What to produce:
Reproduce the material from its first line up to and including the line that contains "Text: 0.14-0.62 MeV", matching every character.

(Excerpt from a dataset)
****
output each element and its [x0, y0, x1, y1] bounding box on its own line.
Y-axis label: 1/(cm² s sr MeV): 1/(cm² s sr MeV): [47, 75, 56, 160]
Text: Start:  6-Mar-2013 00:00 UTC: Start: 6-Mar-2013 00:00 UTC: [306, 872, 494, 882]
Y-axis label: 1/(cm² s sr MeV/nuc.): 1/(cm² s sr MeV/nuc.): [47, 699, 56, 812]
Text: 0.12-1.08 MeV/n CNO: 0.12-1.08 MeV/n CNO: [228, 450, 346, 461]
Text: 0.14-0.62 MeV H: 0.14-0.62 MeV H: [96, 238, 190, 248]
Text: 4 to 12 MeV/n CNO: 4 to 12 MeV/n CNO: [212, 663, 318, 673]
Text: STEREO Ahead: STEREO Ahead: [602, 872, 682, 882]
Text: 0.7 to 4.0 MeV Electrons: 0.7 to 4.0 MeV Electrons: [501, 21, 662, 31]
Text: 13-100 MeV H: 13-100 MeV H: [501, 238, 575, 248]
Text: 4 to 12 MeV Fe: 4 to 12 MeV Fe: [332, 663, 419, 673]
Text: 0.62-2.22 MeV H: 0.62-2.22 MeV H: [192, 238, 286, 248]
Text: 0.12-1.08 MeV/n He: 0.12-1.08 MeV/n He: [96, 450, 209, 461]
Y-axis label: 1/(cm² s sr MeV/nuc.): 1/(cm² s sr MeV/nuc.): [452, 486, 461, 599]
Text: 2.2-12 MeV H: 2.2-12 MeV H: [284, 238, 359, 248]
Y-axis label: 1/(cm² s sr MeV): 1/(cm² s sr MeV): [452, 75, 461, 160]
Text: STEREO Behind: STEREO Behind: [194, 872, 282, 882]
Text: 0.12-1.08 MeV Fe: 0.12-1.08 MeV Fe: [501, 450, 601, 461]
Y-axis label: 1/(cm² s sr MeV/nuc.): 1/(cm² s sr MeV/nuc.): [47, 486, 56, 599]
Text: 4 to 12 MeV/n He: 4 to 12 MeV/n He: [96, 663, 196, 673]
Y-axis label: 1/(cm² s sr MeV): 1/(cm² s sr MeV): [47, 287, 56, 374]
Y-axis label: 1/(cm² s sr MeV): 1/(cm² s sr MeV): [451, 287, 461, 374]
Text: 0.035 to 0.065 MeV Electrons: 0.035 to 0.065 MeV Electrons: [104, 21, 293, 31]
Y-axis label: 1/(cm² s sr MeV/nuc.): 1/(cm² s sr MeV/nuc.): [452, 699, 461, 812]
****
Answer to this exercise:
output each element and its [x0, y0, x1, y1] bounding box on its own line.
Y-axis label: 1/(cm² s sr MeV): 1/(cm² s sr MeV): [47, 75, 56, 160]
Text: Start:  6-Mar-2013 00:00 UTC: Start: 6-Mar-2013 00:00 UTC: [306, 872, 494, 882]
Y-axis label: 1/(cm² s sr MeV/nuc.): 1/(cm² s sr MeV/nuc.): [47, 699, 56, 812]
Text: 0.12-1.08 MeV/n CNO: 0.12-1.08 MeV/n CNO: [228, 450, 346, 461]
Text: 0.14-0.62 MeV H: 0.14-0.62 MeV H: [96, 238, 190, 248]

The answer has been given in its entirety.